Your goal ▸
Keep only those lines of the records that include the string "litres".

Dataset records
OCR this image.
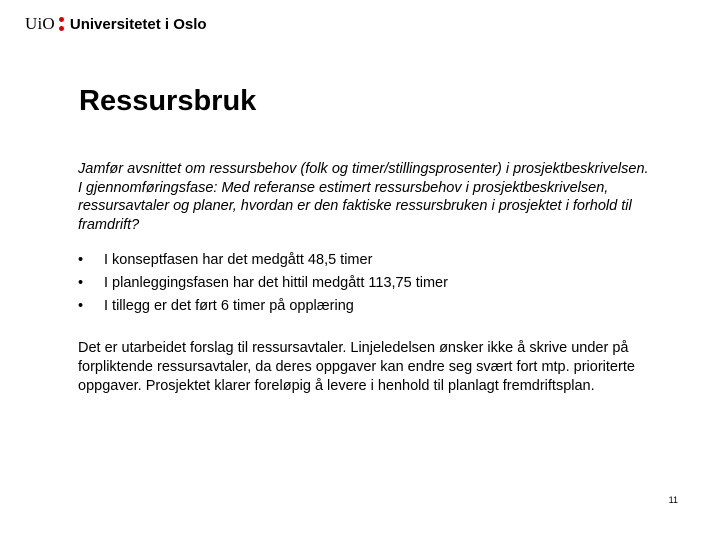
UiO Universitetet i Oslo
Ressursbruk

Jamfør avsnittet om ressursbehov (folk og timer/stillingsprosenter) i prosjektbeskrivelsen.

I gjennomføringsfase: Med referanse estimert ressursbehov i prosjektbeskrivelsen, ressursavtaler og planer, hvordan er den faktiske ressursbruken i prosjektet i forhold til framdrift?

•	I konseptfasen har det medgått 48,5 timer
•	I planleggingsfasen har det hittil medgått 113,75 timer
•	I tillegg er det ført 6 timer på opplæring

Det er utarbeidet forslag til ressursavtaler. Linjeledelsen ønsker ikke å skrive under på forpliktende ressursavtaler, da deres oppgaver kan endre seg svært fort mtp. prioriterte oppgaver. Prosjektet klarer foreløpig å levere i henhold til planlagt fremdriftsplan.

11
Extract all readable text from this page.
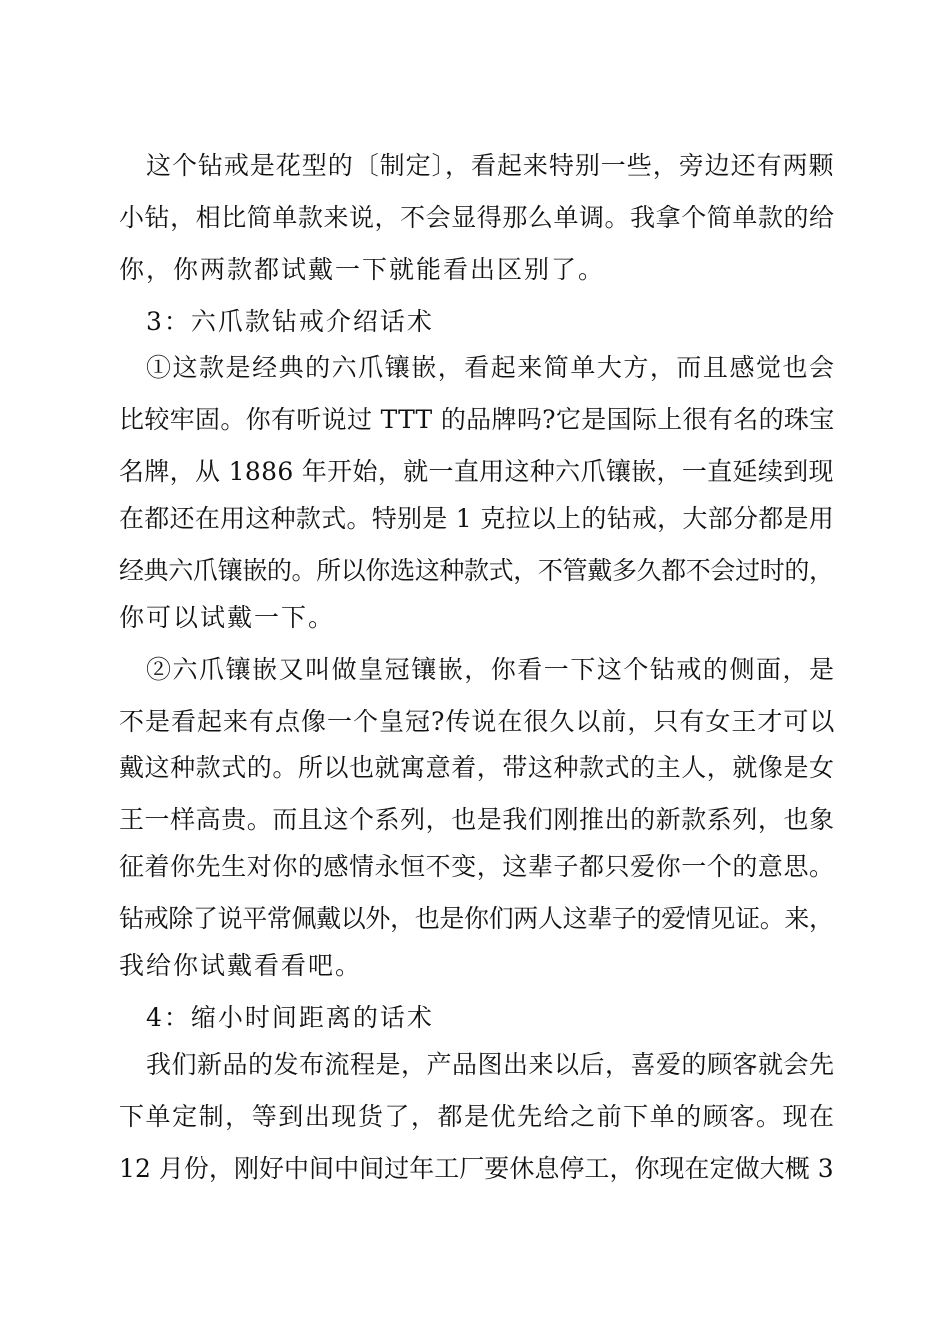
这个钻戒是花型的〔制定〕，看起来特别一些，旁边还有两颗
小钻，相比简单款来说，不会显得那么单调。我拿个简单款的给
你，你两款都试戴一下就能看出区别了。
3：六爪款钻戒介绍话术
①这款是经典的六爪镶嵌，看起来简单大方，而且感觉也会
比较牢固。你有听说过 TTT 的品牌吗?它是国际上很有名的珠宝
名牌，从 1886 年开始，就一直用这种六爪镶嵌，一直延续到现
在都还在用这种款式。特别是 1 克拉以上的钻戒，大部分都是用
经典六爪镶嵌的。所以你选这种款式，不管戴多久都不会过时的，
你可以试戴一下。
②六爪镶嵌又叫做皇冠镶嵌，你看一下这个钻戒的侧面，是
不是看起来有点像一个皇冠?传说在很久以前，只有女王才可以
戴这种款式的。所以也就寓意着，带这种款式的主人，就像是女
王一样高贵。而且这个系列，也是我们刚推出的新款系列，也象
征着你先生对你的感情永恒不变，这辈子都只爱你一个的意思。
钻戒除了说平常佩戴以外，也是你们两人这辈子的爱情见证。来，
我给你试戴看看吧。
4：缩小时间距离的话术
我们新品的发布流程是，产品图出来以后，喜爱的顾客就会先
下单定制，等到出现货了，都是优先给之前下单的顾客。现在
12 月份，刚好中间中间过年工厂要休息停工，你现在定做大概 3
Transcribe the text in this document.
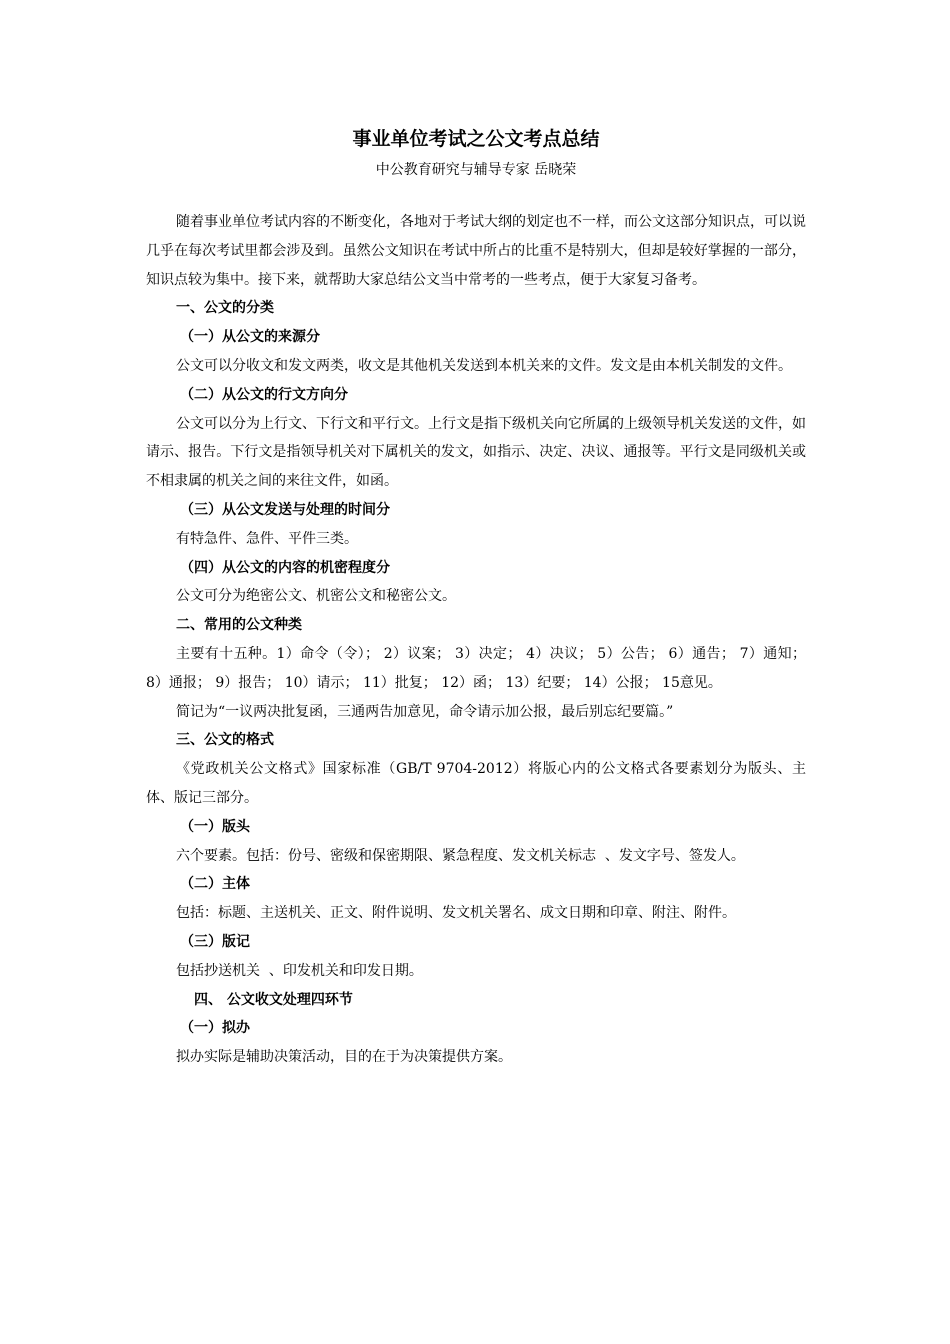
事业单位考试之公文考点总结
中公教育研究与辅导专家 岳晓荣

随着事业单位考试内容的不断变化，各地对于考试大纲的划定也不一样，而公文这部分知识点，可以说几乎在每次考试里都会涉及到。虽然公文知识在考试中所占的比重不是特别大，但却是较好掌握的一部分，知识点较为集中。接下来，就帮助大家总结公文当中常考的一些考点，便于大家复习备考。

一、公文的分类

（一）从公文的来源分

公文可以分收文和发文两类，收文是其他机关发送到本机关来的文件。发文是由本机关制发的文件。

（二）从公文的行文方向分

公文可以分为上行文、下行文和平行文。上行文是指下级机关向它所属的上级领导机关发送的文件，如请示、报告。下行文是指领导机关对下属机关的发文，如指示、决定、决议、通报等。平行文是同级机关或不相隶属的机关之间的来往文件，如函。

（三）从公文发送与处理的时间分

有特急件、急件、平件三类。

（四）从公文的内容的机密程度分

公文可分为绝密公文、机密公文和秘密公文。

二、常用的公文种类

主要有十五种。1）命令（令）； 2）议案； 3）决定； 4）决议； 5）公告； 6）通告； 7）通知； 8）通报； 9）报告； 10）请示； 11）批复； 12）函； 13）纪要； 14）公报； 15意见。

简记为“一议两决批复函，三通两告加意见，命令请示加公报，最后别忘纪要篇。”

三、公文的格式

《党政机关公文格式》国家标准（GB/T 9704-2012）将版心内的公文格式各要素划分为版头、主体、版记三部分。

（一）版头

六个要素。包括：份号、密级和保密期限、紧急程度、发文机关标志  、发文字号、签发人。

（二）主体

包括：标题、主送机关、正文、附件说明、发文机关署名、成文日期和印章、附注、附件。

（三）版记

包括抄送机关  、印发机关和印发日期。

四、 公文收文处理四环节

（一）拟办

拟办实际是辅助决策活动，目的在于为决策提供方案。
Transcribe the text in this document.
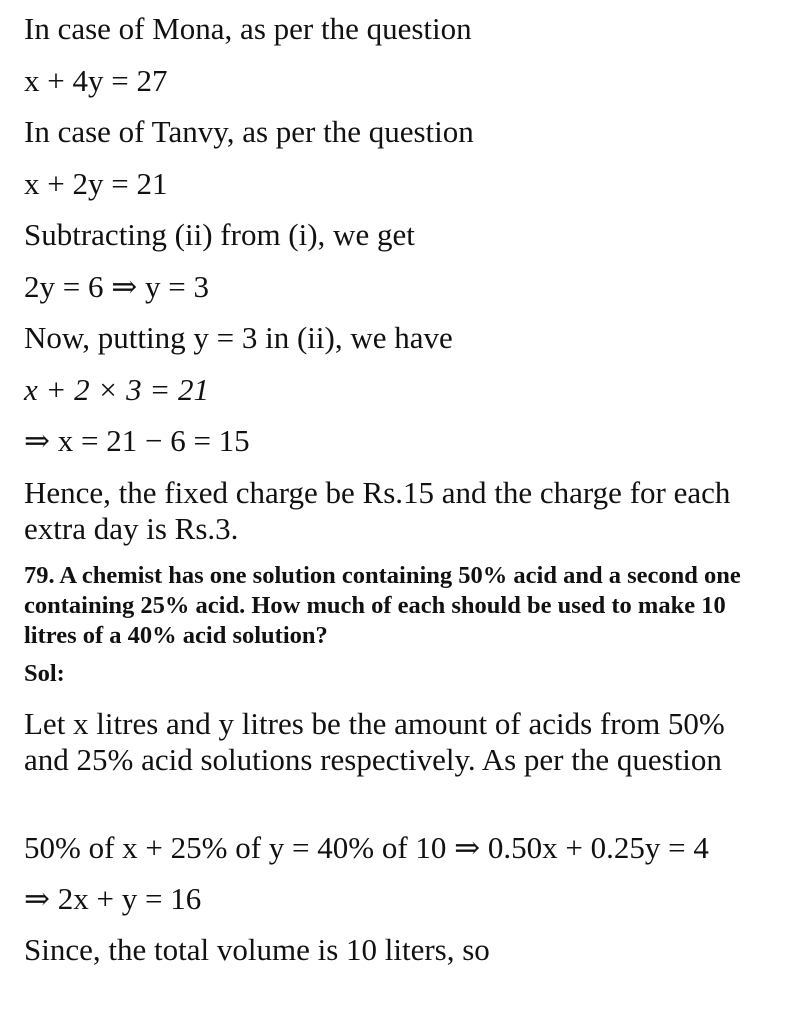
In case of Mona, as per the question
x + 4y = 27
In case of Tanvy, as per the question
x + 2y = 21
Subtracting (ii) from (i), we get
2y = 6 ⇒ y = 3
Now, putting y = 3 in (ii), we have
x + 2 × 3 = 21
⇒ x = 21 − 6 = 15
Hence, the fixed charge be Rs.15 and the charge for each extra day is Rs.3.
79. A chemist has one solution containing 50% acid and a second one containing 25% acid. How much of each should be used to make 10 litres of a 40% acid solution?
Sol:
Let x litres and y litres be the amount of acids from 50% and 25% acid solutions respectively. As per the question
50% of x + 25% of y = 40% of 10 ⇒ 0.50x + 0.25y = 4
⇒ 2x + y = 16
Since, the total volume is 10 liters, so
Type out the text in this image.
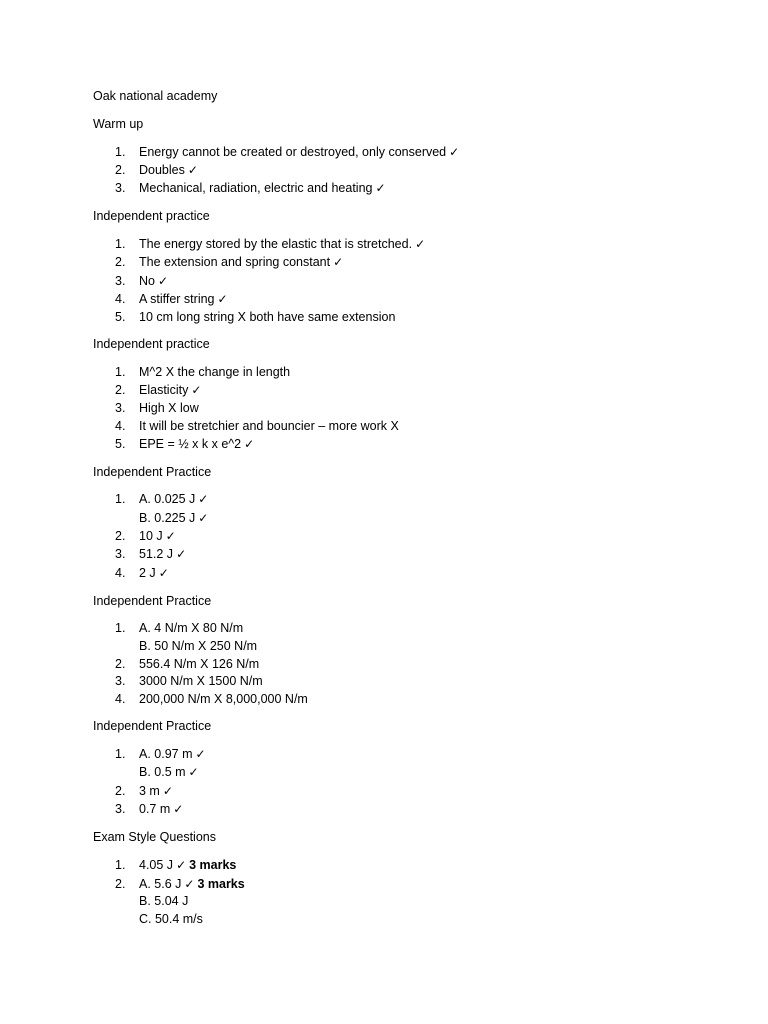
Oak national academy

Warm up

1.	Energy cannot be created or destroyed, only conserved ✓
2.	Doubles ✓
3.	Mechanical, radiation, electric and heating ✓

Independent practice

1.	The energy stored by the elastic that is stretched. ✓
2.	The extension and spring constant ✓
3.	No ✓
4.	A stiffer string ✓
5.	10 cm long string X both have same extension

Independent practice

1.	M^2 X the change in length
2.	Elasticity ✓
3.	High X low
4.	It will be stretchier and bouncier – more work X
5.	EPE = ½ x k x e^2 ✓

Independent Practice

1.	A. 0.025 J ✓
B. 0.225 J ✓
2.	10 J ✓
3.	51.2 J ✓
4.	2 J ✓

Independent Practice

1.	A. 4 N/m X 80 N/m
B. 50 N/m X 250 N/m
2.	556.4 N/m X 126 N/m
3.	3000 N/m X 1500 N/m
4.	200,000 N/m X 8,000,000 N/m

Independent Practice

1.	A. 0.97 m ✓
B. 0.5 m ✓
2.	3 m ✓
3.	0.7 m ✓

Exam Style Questions

1.	4.05 J ✓ 3 marks
2.	A. 5.6 J ✓ 3 marks
B. 5.04 J
C. 50.4 m/s
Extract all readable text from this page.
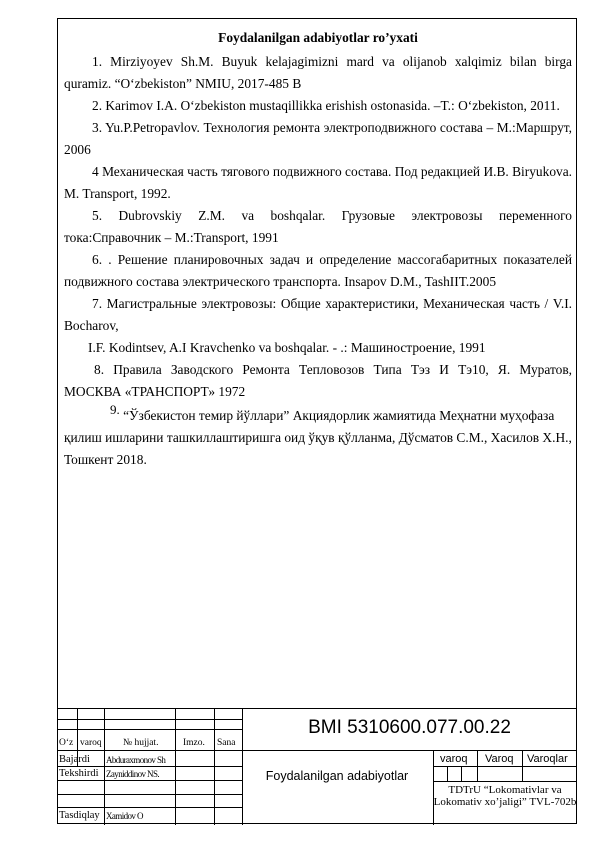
Foydalanilgan adabiyotlar ro’yxati

1. Mirziyoyev Sh.M. Buyuk kelajagimizni mard va olijanob xalqimiz bilan birga quramiz. “O‘zbekiston” NMIU, 2017-485 B

2. Karimov I.A. O‘zbekiston mustaqillikka erishish ostonasida. –T.: O‘zbekiston, 2011.

3. Yu.P.Petropavlov. Технология ремонта электроподвижного состава – М.:Маршрут, 2006

4 Механическая часть тягового подвижного состава. Под редакцией И.В. Biryukova. M. Transport, 1992.

5. Dubrovskiy Z.M. va boshqalar. Грузовые электровозы переменного тока:Справочник – М.:Transport, 1991

6. . Решение планировочных задач и определение массогабаритных показателей подвижного состава электрического транспорта. Insapov D.M., TashIIT.2005

7. Магистральные электровозы: Общие характеристики, Механическая часть / V.I. Bocharov,

I.F. Kodintsev, A.I Kravchenko va boshqalar. - .: Машиностроение, 1991

8. Правила Заводского Ремонта Тепловозов Типа Тэз И Тэ10, Я. Муратов, МОСКВА «ТРАНСПОРТ» 1972

9. “Ўзбекистон темир йўллари” Акциядорлик жамиятида Меҳнатни муҳофаза қилиш ишларини ташкиллаштиришга оид ўқув қўлланма, Дўсматов С.М., Хасилов Х.Н., Тошкент 2018.

BMI 5310600.077.00.22
O‘z varoq № hujjat.	Imzo. Sana
Bajardi Abduraxmonov Sh
Tekshirdi Zayniddinov NS.
Tasdiqlay Xamidov O
Foydalanilgan adabiyotlar
varoq Varoq Varoqlar
TDTrU “Lokomativlar va Lokomativ xo’jaligi” TVL-702b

Answer to this exercise ▸
79. A chemist has one solution containing 50% acid and a second one containing 25% acid. How much of each should be used to make 10 litres of a 40% acid solution?
Let x litres and y litres be the amount of acids from 50% and 25% acid solutions respectively. As per the question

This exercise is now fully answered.